═══ GIVEN DATA

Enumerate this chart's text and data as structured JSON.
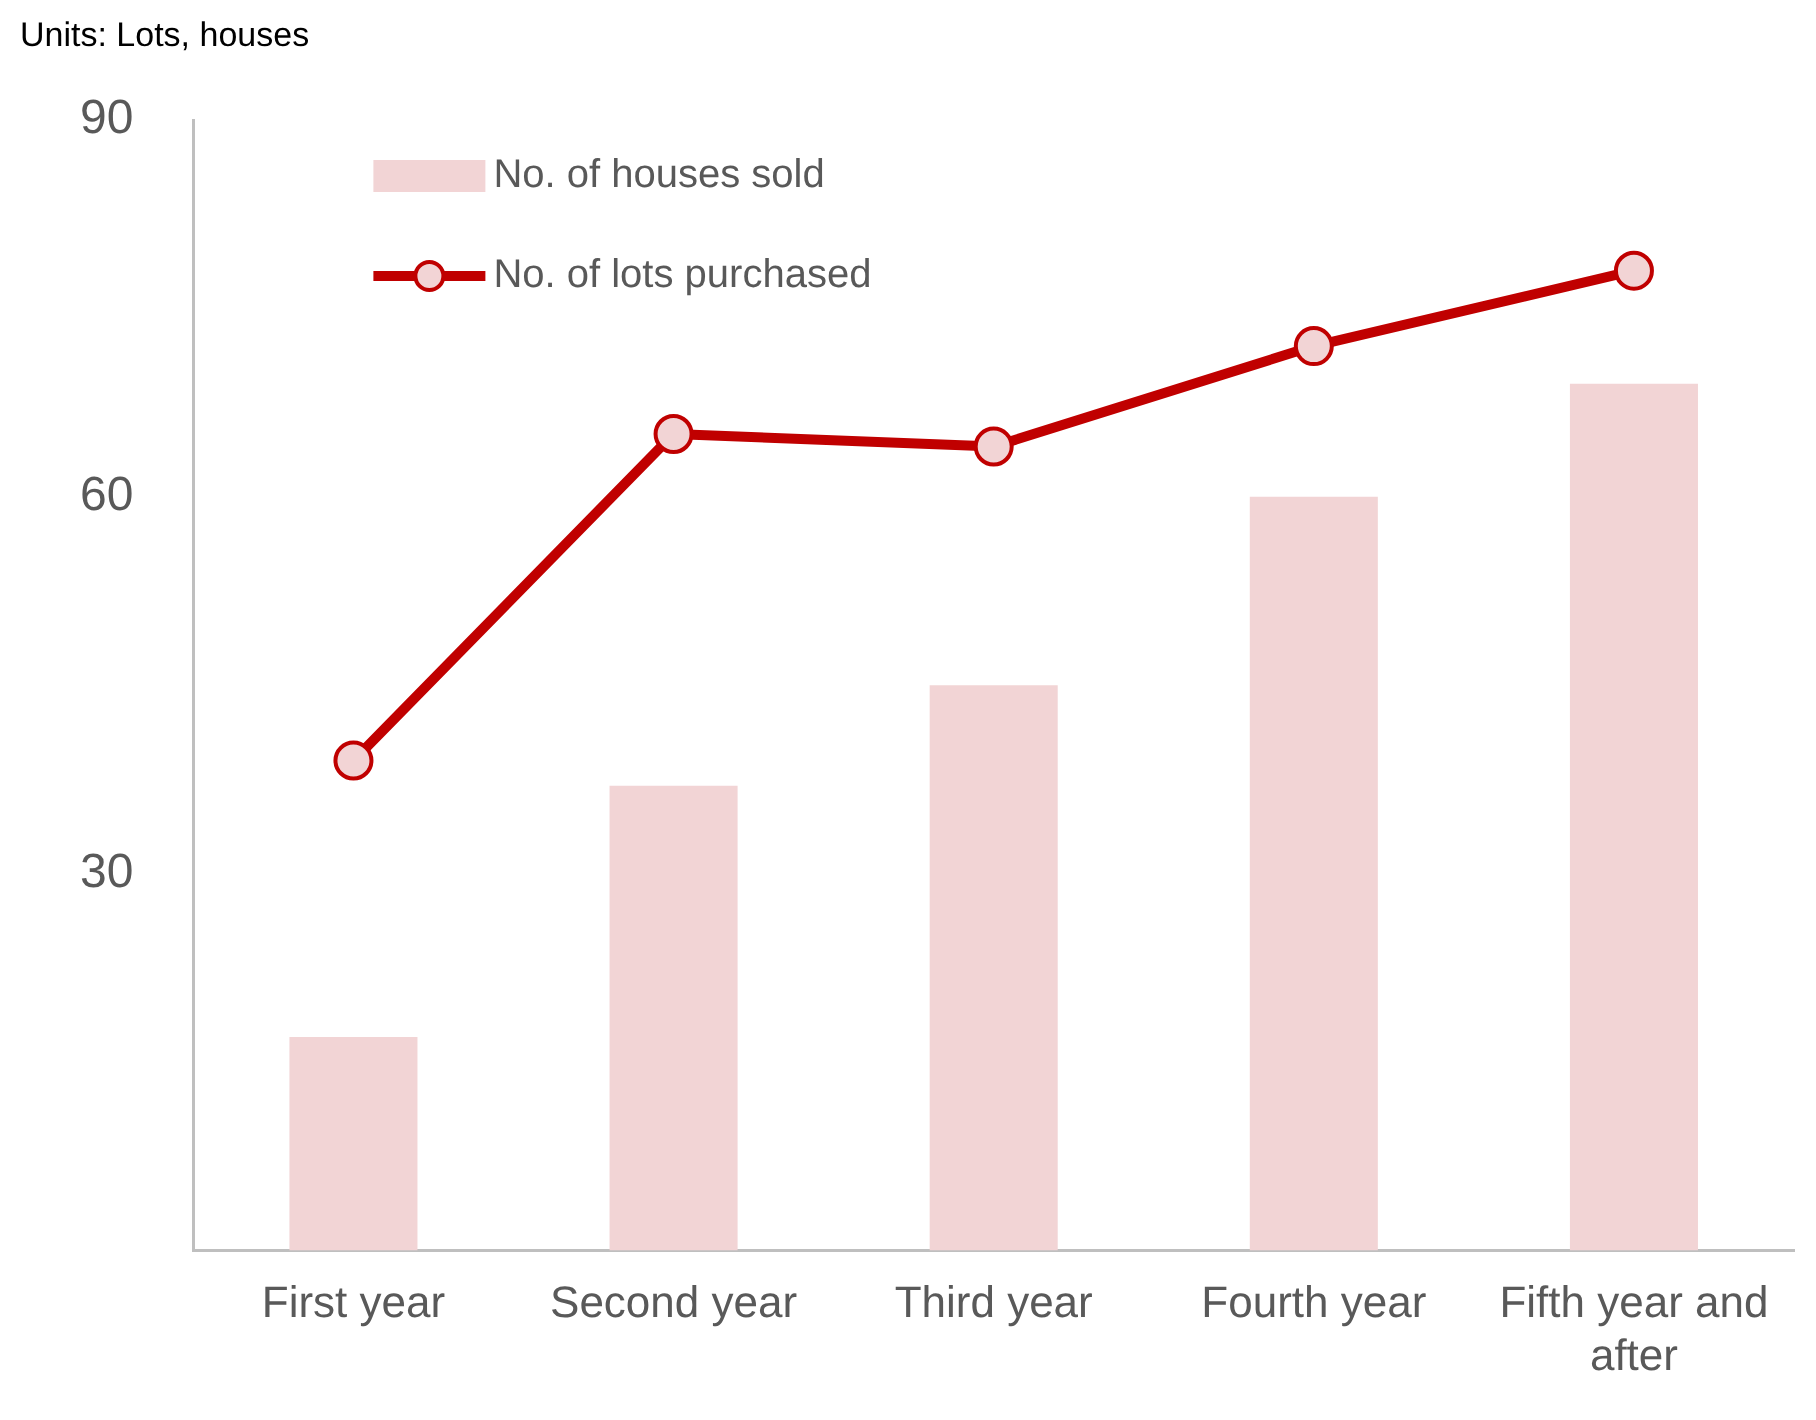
{
  "chart_data": {
    "type": "bar",
    "annotations": [
      "Units: Lots, houses"
    ],
    "categories": [
      "First year",
      "Second year",
      "Third year",
      "Fourth year",
      "Fifth year and after"
    ],
    "series": [
      {
        "name": "No. of houses sold",
        "color": "#f2d4d5",
        "values": [
          17,
          37,
          45,
          60,
          69
        ]
      },
      {
        "name": "No. of lots purchased",
        "type": "line",
        "color": "#c00000",
        "values": [
          39,
          65,
          64,
          72,
          78
        ]
      }
    ],
    "ylim": [
      0,
      90
    ],
    "yticks": [
      30,
      60,
      90
    ],
    "grid": false,
    "legend": "top left",
    "marker": "circle",
    "line_style": "solid"
  }
}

══════

INSTRUCTION - Give back all entries exactly. No pictures belong in the copy.

COMPLETE OUTPUT -
Enumerate this chart's text and data as structured JSON.
{
  "chart_data": {
    "type": "bar",
    "annotations": [
      "Units: Lots, houses"
    ],
    "categories": [
      "First year",
      "Second year",
      "Third year",
      "Fourth year",
      "Fifth year and after"
    ],
    "series": [
      {
        "name": "No. of houses sold",
        "color": "#f2d4d5",
        "values": [
          17,
          37,
          45,
          60,
          69
        ]
      },
      {
        "name": "No. of lots purchased",
        "type": "line",
        "color": "#c00000",
        "values": [
          39,
          65,
          64,
          72,
          78
        ]
      }
    ],
    "ylim": [
      0,
      90
    ],
    "yticks": [
      30,
      60,
      90
    ],
    "grid": false,
    "legend": "top left",
    "marker": "circle",
    "line_style": "solid"
  }
}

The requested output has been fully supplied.